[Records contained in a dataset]

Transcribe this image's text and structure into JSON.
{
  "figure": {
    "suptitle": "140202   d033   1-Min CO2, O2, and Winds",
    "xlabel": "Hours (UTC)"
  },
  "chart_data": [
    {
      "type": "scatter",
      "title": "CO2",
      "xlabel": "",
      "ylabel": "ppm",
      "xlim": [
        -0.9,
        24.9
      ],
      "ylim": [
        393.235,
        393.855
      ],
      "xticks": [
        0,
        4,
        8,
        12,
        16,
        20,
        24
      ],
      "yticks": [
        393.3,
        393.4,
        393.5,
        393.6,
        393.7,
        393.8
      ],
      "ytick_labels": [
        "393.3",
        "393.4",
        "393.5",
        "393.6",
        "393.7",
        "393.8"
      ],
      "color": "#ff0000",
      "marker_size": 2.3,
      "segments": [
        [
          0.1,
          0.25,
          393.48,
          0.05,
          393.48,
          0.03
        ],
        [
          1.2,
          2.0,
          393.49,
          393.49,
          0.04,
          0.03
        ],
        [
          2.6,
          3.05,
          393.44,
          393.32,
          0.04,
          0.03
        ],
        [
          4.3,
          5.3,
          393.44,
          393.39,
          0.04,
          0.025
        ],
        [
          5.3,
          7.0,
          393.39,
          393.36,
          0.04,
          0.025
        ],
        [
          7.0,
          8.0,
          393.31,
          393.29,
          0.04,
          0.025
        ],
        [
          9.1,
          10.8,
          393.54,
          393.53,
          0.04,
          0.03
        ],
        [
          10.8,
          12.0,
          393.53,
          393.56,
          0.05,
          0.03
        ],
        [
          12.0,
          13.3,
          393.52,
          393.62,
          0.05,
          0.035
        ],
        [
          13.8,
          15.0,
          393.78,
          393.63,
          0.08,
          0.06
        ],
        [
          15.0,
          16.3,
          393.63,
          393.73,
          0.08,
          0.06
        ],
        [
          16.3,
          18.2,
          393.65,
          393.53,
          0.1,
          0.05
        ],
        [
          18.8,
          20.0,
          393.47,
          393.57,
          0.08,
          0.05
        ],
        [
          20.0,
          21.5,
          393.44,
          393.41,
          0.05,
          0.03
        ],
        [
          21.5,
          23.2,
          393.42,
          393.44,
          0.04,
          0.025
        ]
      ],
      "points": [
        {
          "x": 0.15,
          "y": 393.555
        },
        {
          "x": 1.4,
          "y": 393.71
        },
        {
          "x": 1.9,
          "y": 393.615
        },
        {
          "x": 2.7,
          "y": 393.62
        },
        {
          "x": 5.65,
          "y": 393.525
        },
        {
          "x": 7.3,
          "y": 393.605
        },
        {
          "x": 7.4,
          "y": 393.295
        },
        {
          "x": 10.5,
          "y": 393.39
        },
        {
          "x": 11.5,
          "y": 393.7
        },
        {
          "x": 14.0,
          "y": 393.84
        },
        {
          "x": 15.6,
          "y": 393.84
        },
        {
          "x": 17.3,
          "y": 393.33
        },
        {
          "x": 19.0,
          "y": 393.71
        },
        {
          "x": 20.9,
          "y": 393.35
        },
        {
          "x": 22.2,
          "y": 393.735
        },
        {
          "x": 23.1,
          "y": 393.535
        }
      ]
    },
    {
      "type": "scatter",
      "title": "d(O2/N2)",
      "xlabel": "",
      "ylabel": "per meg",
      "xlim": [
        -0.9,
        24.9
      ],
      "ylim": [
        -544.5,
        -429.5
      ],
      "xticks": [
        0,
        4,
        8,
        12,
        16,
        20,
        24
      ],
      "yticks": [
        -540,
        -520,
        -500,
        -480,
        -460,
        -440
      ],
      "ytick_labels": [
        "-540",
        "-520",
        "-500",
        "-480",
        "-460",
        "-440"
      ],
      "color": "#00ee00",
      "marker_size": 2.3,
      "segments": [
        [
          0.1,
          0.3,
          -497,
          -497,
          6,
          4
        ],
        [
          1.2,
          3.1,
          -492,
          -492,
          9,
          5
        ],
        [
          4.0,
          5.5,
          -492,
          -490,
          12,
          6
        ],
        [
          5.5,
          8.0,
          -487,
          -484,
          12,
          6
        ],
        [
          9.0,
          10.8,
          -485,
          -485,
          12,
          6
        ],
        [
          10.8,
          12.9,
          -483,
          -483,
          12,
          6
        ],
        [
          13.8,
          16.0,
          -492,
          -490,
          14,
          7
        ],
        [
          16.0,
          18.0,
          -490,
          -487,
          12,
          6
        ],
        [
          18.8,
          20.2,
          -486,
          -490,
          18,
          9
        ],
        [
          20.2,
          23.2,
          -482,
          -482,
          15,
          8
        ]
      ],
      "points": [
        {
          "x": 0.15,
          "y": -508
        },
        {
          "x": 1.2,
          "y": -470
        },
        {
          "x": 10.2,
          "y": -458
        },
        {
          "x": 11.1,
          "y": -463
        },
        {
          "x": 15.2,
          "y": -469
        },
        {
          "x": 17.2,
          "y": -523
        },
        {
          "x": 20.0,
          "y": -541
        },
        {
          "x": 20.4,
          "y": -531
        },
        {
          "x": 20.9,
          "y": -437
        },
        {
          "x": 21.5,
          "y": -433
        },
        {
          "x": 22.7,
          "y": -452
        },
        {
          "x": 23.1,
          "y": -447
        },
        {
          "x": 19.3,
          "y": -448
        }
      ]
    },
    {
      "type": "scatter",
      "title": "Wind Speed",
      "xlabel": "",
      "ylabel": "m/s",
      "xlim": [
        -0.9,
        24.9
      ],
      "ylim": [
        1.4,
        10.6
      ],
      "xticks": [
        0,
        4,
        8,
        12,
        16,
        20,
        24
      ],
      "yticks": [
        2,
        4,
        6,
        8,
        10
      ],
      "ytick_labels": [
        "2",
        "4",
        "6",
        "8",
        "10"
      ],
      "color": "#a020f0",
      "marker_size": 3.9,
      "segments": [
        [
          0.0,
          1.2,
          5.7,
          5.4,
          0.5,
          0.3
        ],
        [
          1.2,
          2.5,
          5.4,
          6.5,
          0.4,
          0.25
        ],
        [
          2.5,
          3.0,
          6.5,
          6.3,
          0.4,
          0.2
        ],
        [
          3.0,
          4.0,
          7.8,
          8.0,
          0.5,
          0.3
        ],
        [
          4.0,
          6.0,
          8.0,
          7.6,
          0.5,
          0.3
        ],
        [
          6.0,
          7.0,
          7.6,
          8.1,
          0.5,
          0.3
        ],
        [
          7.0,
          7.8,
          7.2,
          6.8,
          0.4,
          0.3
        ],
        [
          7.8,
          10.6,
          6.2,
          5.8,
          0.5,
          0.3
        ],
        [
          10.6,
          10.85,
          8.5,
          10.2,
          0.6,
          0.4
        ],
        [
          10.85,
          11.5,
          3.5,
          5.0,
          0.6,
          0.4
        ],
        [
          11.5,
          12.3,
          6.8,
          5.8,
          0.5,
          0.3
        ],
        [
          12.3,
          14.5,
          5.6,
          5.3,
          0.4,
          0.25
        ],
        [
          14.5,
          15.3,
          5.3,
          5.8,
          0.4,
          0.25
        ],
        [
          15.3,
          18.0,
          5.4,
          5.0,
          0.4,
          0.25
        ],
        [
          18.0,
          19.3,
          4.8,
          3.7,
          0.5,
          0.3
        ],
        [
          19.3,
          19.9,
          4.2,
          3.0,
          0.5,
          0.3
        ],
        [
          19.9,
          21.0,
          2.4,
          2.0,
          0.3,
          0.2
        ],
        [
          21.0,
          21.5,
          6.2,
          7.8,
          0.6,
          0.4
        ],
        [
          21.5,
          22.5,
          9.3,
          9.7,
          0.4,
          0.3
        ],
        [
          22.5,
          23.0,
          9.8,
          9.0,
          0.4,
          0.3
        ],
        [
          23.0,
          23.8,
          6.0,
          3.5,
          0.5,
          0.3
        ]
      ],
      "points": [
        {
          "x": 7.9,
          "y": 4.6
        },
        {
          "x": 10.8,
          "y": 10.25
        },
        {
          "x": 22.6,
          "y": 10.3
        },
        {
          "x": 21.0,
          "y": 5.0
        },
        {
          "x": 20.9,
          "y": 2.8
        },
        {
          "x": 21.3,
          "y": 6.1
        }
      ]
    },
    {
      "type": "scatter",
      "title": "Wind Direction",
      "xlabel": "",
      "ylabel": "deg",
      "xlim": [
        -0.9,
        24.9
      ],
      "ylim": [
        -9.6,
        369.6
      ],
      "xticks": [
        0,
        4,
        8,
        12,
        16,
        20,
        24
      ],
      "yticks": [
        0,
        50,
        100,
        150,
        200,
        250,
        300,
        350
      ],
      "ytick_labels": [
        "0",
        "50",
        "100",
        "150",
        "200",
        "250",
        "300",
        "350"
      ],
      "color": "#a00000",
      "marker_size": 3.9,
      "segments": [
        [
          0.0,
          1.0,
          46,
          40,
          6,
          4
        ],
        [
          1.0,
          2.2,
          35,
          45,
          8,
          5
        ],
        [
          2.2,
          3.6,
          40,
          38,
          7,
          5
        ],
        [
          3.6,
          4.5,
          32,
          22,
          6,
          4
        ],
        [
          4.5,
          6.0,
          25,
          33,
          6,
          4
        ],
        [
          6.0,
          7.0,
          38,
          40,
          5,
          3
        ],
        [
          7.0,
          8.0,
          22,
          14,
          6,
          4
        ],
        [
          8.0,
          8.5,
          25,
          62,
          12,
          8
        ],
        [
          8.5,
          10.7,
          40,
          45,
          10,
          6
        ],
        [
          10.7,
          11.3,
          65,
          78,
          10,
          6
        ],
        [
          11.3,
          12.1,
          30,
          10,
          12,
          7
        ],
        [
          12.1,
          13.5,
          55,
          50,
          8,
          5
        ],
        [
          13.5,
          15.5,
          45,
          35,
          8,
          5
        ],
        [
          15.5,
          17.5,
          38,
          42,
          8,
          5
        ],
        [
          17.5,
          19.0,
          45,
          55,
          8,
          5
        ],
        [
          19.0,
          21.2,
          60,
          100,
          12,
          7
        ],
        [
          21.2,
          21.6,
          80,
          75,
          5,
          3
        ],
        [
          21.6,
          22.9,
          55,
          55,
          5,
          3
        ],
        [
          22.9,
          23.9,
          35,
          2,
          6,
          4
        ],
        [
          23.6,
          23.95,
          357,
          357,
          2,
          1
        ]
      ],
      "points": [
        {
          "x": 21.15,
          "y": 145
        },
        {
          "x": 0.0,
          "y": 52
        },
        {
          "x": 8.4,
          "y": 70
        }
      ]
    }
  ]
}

EXERCISE OBJECTIVE:
Check each line in the records for the word "ylabel" and say how many have it, with nothing else.

TASK RESPONSE:
4